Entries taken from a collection
┌────────
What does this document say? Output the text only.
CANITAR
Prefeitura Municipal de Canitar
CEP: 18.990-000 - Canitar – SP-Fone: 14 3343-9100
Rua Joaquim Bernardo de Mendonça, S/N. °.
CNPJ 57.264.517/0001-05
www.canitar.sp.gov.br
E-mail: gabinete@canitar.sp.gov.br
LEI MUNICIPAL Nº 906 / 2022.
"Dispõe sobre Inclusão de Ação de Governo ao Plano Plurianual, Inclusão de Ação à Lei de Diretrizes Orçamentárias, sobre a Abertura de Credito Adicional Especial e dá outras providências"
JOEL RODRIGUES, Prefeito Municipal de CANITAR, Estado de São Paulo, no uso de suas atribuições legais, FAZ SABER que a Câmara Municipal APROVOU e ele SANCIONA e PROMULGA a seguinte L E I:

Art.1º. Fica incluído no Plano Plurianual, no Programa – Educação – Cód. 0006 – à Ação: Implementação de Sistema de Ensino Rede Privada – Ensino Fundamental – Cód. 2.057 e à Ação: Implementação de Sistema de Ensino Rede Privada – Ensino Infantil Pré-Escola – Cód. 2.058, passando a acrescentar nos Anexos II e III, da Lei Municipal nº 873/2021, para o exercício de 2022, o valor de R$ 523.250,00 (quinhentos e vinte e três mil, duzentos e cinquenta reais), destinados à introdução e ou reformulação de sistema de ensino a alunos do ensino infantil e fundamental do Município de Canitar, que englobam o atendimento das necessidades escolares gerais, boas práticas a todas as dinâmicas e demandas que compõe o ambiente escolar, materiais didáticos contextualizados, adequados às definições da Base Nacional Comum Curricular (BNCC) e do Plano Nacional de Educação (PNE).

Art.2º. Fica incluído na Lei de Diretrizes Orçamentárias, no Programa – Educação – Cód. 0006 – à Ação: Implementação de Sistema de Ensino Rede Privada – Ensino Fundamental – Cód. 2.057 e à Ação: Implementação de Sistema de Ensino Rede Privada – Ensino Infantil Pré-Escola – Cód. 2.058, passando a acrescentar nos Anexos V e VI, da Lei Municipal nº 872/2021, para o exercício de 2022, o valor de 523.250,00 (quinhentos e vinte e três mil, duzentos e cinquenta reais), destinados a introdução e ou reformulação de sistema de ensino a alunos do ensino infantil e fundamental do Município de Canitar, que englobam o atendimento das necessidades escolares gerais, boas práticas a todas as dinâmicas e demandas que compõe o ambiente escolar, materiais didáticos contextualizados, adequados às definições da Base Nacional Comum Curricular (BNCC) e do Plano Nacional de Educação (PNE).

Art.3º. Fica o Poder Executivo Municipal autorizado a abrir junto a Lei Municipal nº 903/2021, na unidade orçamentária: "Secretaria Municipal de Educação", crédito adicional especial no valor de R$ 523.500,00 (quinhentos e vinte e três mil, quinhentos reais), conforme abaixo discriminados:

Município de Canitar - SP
└────────
▸ WHAT THE TASK REQUIRES
Copy out each record exactly as given, omitting none.

▸ OUTPUT OF THE EXERCISE
What does this document say? Output the text only.
CANITAR
Prefeitura Municipal de Canitar
CEP: 18.990-000 - Canitar – SP-Fone: 14 3343-9100
Rua Joaquim Bernardo de Mendonça, S/N. °.
CNPJ 57.264.517/0001-05
www.canitar.sp.gov.br
E-mail: gabinete@canitar.sp.gov.br
LEI MUNICIPAL Nº 906 / 2022.
"Dispõe sobre Inclusão de Ação de Governo ao Plano Plurianual, Inclusão de Ação à Lei de Diretrizes Orçamentárias, sobre a Abertura de Credito Adicional Especial e dá outras providências"
JOEL RODRIGUES, Prefeito Municipal de CANITAR, Estado de São Paulo, no uso de suas atribuições legais, FAZ SABER que a Câmara Municipal APROVOU e ele SANCIONA e PROMULGA a seguinte L E I:

Art.1º. Fica incluído no Plano Plurianual, no Programa – Educação – Cód. 0006 – à Ação: Implementação de Sistema de Ensino Rede Privada – Ensino Fundamental – Cód. 2.057 e à Ação: Implementação de Sistema de Ensino Rede Privada – Ensino Infantil Pré-Escola – Cód. 2.058, passando a acrescentar nos Anexos II e III, da Lei Municipal nº 873/2021, para o exercício de 2022, o valor de R$ 523.250,00 (quinhentos e vinte e três mil, duzentos e cinquenta reais), destinados à introdução e ou reformulação de sistema de ensino a alunos do ensino infantil e fundamental do Município de Canitar, que englobam o atendimento das necessidades escolares gerais, boas práticas a todas as dinâmicas e demandas que compõe o ambiente escolar, materiais didáticos contextualizados, adequados às definições da Base Nacional Comum Curricular (BNCC) e do Plano Nacional de Educação (PNE).

Art.2º. Fica incluído na Lei de Diretrizes Orçamentárias, no Programa – Educação – Cód. 0006 – à Ação: Implementação de Sistema de Ensino Rede Privada – Ensino Fundamental – Cód. 2.057 e à Ação: Implementação de Sistema de Ensino Rede Privada – Ensino Infantil Pré-Escola – Cód. 2.058, passando a acrescentar nos Anexos V e VI, da Lei Municipal nº 872/2021, para o exercício de 2022, o valor de 523.250,00 (quinhentos e vinte e três mil, duzentos e cinquenta reais), destinados a introdução e ou reformulação de sistema de ensino a alunos do ensino infantil e fundamental do Município de Canitar, que englobam o atendimento das necessidades escolares gerais, boas práticas a todas as dinâmicas e demandas que compõe o ambiente escolar, materiais didáticos contextualizados, adequados às definições da Base Nacional Comum Curricular (BNCC) e do Plano Nacional de Educação (PNE).

Art.3º. Fica o Poder Executivo Municipal autorizado a abrir junto a Lei Municipal nº 903/2021, na unidade orçamentária: "Secretaria Municipal de Educação", crédito adicional especial no valor de R$ 523.500,00 (quinhentos e vinte e três mil, quinhentos reais), conforme abaixo discriminados:

Município de Canitar - SP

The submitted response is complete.